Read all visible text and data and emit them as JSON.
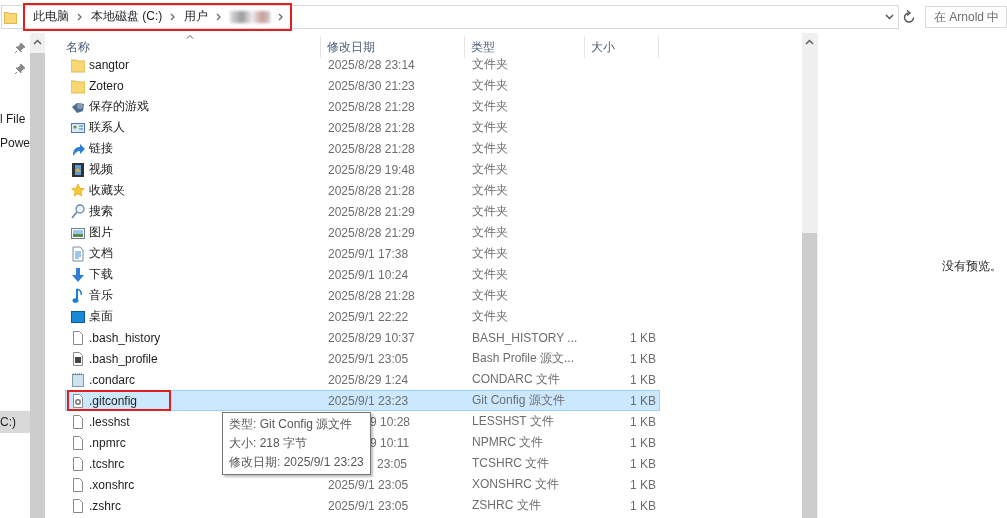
{
  "address_bar": {
    "annotated": true,
    "breadcrumb": [
      "此电脑",
      "本地磁盘 (C:)",
      "用户"
    ],
    "redacted": true
  },
  "search": {
    "placeholder": "在 Arnold 中"
  },
  "nav": {
    "items": [
      {
        "label": "l File",
        "selected": false
      },
      {
        "label": "Powe",
        "selected": false
      },
      {
        "label": "C:)",
        "selected": true
      }
    ]
  },
  "table": {
    "columns": [
      "名称",
      "修改日期",
      "类型",
      "大小"
    ],
    "rows": [
      {
        "kind": "folder",
        "name": "sangtor",
        "date": "2025/8/28 23:14",
        "type": "文件夹",
        "selected": false,
        "annotated": false
      },
      {
        "kind": "folder",
        "name": "Zotero",
        "date": "2025/8/30 21:23",
        "type": "文件夹",
        "selected": false,
        "annotated": false
      },
      {
        "kind": "games",
        "name": "保存的游戏",
        "date": "2025/8/28 21:28",
        "type": "文件夹",
        "selected": false,
        "annotated": false
      },
      {
        "kind": "contacts",
        "name": "联系人",
        "date": "2025/8/28 21:28",
        "type": "文件夹",
        "selected": false,
        "annotated": false
      },
      {
        "kind": "links",
        "name": "链接",
        "date": "2025/8/28 21:28",
        "type": "文件夹",
        "selected": false,
        "annotated": false
      },
      {
        "kind": "videos",
        "name": "视频",
        "date": "2025/8/29 19:48",
        "type": "文件夹",
        "selected": false,
        "annotated": false
      },
      {
        "kind": "favorites",
        "name": "收藏夹",
        "date": "2025/8/28 21:28",
        "type": "文件夹",
        "selected": false,
        "annotated": false
      },
      {
        "kind": "searches",
        "name": "搜索",
        "date": "2025/8/28 21:29",
        "type": "文件夹",
        "selected": false,
        "annotated": false
      },
      {
        "kind": "pictures",
        "name": "图片",
        "date": "2025/8/28 21:29",
        "type": "文件夹",
        "selected": false,
        "annotated": false
      },
      {
        "kind": "documents",
        "name": "文档",
        "date": "2025/9/1 17:38",
        "type": "文件夹",
        "selected": false,
        "annotated": false
      },
      {
        "kind": "downloads",
        "name": "下载",
        "date": "2025/9/1 10:24",
        "type": "文件夹",
        "selected": false,
        "annotated": false
      },
      {
        "kind": "music",
        "name": "音乐",
        "date": "2025/8/28 21:28",
        "type": "文件夹",
        "selected": false,
        "annotated": false
      },
      {
        "kind": "desktop",
        "name": "桌面",
        "date": "2025/9/1 22:22",
        "type": "文件夹",
        "selected": false,
        "annotated": false
      },
      {
        "kind": "file",
        "name": ".bash_history",
        "date": "2025/8/29 10:37",
        "type": "BASH_HISTORY ...",
        "size": "1 KB",
        "selected": false,
        "annotated": false
      },
      {
        "kind": "script",
        "name": ".bash_profile",
        "date": "2025/9/1 23:05",
        "type": "Bash Profile 源文...",
        "size": "1 KB",
        "selected": false,
        "annotated": false
      },
      {
        "kind": "notes",
        "name": ".condarc",
        "date": "2025/8/29 1:24",
        "type": "CONDARC 文件",
        "size": "1 KB",
        "selected": false,
        "annotated": false
      },
      {
        "kind": "config",
        "name": ".gitconfig",
        "date": "2025/9/1 23:23",
        "type": "Git Config 源文件",
        "size": "1 KB",
        "selected": true,
        "annotated": true
      },
      {
        "kind": "file",
        "name": ".lesshst",
        "date": "9 10:28",
        "type": "LESSHST 文件",
        "size": "1 KB",
        "selected": false,
        "annotated": false
      },
      {
        "kind": "file",
        "name": ".npmrc",
        "date": "9 10:11",
        "type": "NPMRC 文件",
        "size": "1 KB",
        "selected": false,
        "annotated": false
      },
      {
        "kind": "file",
        "name": ".tcshrc",
        "date": "23:05",
        "type": "TCSHRC 文件",
        "size": "1 KB",
        "selected": false,
        "annotated": false
      },
      {
        "kind": "file",
        "name": ".xonshrc",
        "date": "2025/9/1 23:05",
        "type": "XONSHRC 文件",
        "size": "1 KB",
        "selected": false,
        "annotated": false
      },
      {
        "kind": "file",
        "name": ".zshrc",
        "date": "2025/9/1 23:05",
        "type": "ZSHRC 文件",
        "size": "1 KB",
        "selected": false,
        "annotated": false
      }
    ]
  },
  "tooltip": {
    "lines": [
      "类型: Git Config 源文件",
      "大小: 218 字节",
      "修改日期: 2025/9/1 23:23"
    ]
  },
  "preview": {
    "message": "没有预览。"
  }
}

• **TASK GOAL**: Make an exact copy of all the material, but keep the pictures out of it.

• **OUTPUT OF THE EXERCISE**:
Read all visible text and data and emit them as JSON.
{
  "address_bar": {
    "annotated": true,
    "breadcrumb": [
      "此电脑",
      "本地磁盘 (C:)",
      "用户"
    ],
    "redacted": true
  },
  "search": {
    "placeholder": "在 Arnold 中"
  },
  "nav": {
    "items": [
      {
        "label": "l File",
        "selected": false
      },
      {
        "label": "Powe",
        "selected": false
      },
      {
        "label": "C:)",
        "selected": true
      }
    ]
  },
  "table": {
    "columns": [
      "名称",
      "修改日期",
      "类型",
      "大小"
    ],
    "rows": [
      {
        "kind": "folder",
        "name": "sangtor",
        "date": "2025/8/28 23:14",
        "type": "文件夹",
        "selected": false,
        "annotated": false
      },
      {
        "kind": "folder",
        "name": "Zotero",
        "date": "2025/8/30 21:23",
        "type": "文件夹",
        "selected": false,
        "annotated": false
      },
      {
        "kind": "games",
        "name": "保存的游戏",
        "date": "2025/8/28 21:28",
        "type": "文件夹",
        "selected": false,
        "annotated": false
      },
      {
        "kind": "contacts",
        "name": "联系人",
        "date": "2025/8/28 21:28",
        "type": "文件夹",
        "selected": false,
        "annotated": false
      },
      {
        "kind": "links",
        "name": "链接",
        "date": "2025/8/28 21:28",
        "type": "文件夹",
        "selected": false,
        "annotated": false
      },
      {
        "kind": "videos",
        "name": "视频",
        "date": "2025/8/29 19:48",
        "type": "文件夹",
        "selected": false,
        "annotated": false
      },
      {
        "kind": "favorites",
        "name": "收藏夹",
        "date": "2025/8/28 21:28",
        "type": "文件夹",
        "selected": false,
        "annotated": false
      },
      {
        "kind": "searches",
        "name": "搜索",
        "date": "2025/8/28 21:29",
        "type": "文件夹",
        "selected": false,
        "annotated": false
      },
      {
        "kind": "pictures",
        "name": "图片",
        "date": "2025/8/28 21:29",
        "type": "文件夹",
        "selected": false,
        "annotated": false
      },
      {
        "kind": "documents",
        "name": "文档",
        "date": "2025/9/1 17:38",
        "type": "文件夹",
        "selected": false,
        "annotated": false
      },
      {
        "kind": "downloads",
        "name": "下载",
        "date": "2025/9/1 10:24",
        "type": "文件夹",
        "selected": false,
        "annotated": false
      },
      {
        "kind": "music",
        "name": "音乐",
        "date": "2025/8/28 21:28",
        "type": "文件夹",
        "selected": false,
        "annotated": false
      },
      {
        "kind": "desktop",
        "name": "桌面",
        "date": "2025/9/1 22:22",
        "type": "文件夹",
        "selected": false,
        "annotated": false
      },
      {
        "kind": "file",
        "name": ".bash_history",
        "date": "2025/8/29 10:37",
        "type": "BASH_HISTORY ...",
        "size": "1 KB",
        "selected": false,
        "annotated": false
      },
      {
        "kind": "script",
        "name": ".bash_profile",
        "date": "2025/9/1 23:05",
        "type": "Bash Profile 源文...",
        "size": "1 KB",
        "selected": false,
        "annotated": false
      },
      {
        "kind": "notes",
        "name": ".condarc",
        "date": "2025/8/29 1:24",
        "type": "CONDARC 文件",
        "size": "1 KB",
        "selected": false,
        "annotated": false
      },
      {
        "kind": "config",
        "name": ".gitconfig",
        "date": "2025/9/1 23:23",
        "type": "Git Config 源文件",
        "size": "1 KB",
        "selected": true,
        "annotated": true
      },
      {
        "kind": "file",
        "name": ".lesshst",
        "date": "9 10:28",
        "type": "LESSHST 文件",
        "size": "1 KB",
        "selected": false,
        "annotated": false
      },
      {
        "kind": "file",
        "name": ".npmrc",
        "date": "9 10:11",
        "type": "NPMRC 文件",
        "size": "1 KB",
        "selected": false,
        "annotated": false
      },
      {
        "kind": "file",
        "name": ".tcshrc",
        "date": "23:05",
        "type": "TCSHRC 文件",
        "size": "1 KB",
        "selected": false,
        "annotated": false
      },
      {
        "kind": "file",
        "name": ".xonshrc",
        "date": "2025/9/1 23:05",
        "type": "XONSHRC 文件",
        "size": "1 KB",
        "selected": false,
        "annotated": false
      },
      {
        "kind": "file",
        "name": ".zshrc",
        "date": "2025/9/1 23:05",
        "type": "ZSHRC 文件",
        "size": "1 KB",
        "selected": false,
        "annotated": false
      }
    ]
  },
  "tooltip": {
    "lines": [
      "类型: Git Config 源文件",
      "大小: 218 字节",
      "修改日期: 2025/9/1 23:23"
    ]
  },
  "preview": {
    "message": "没有预览。"
  }
}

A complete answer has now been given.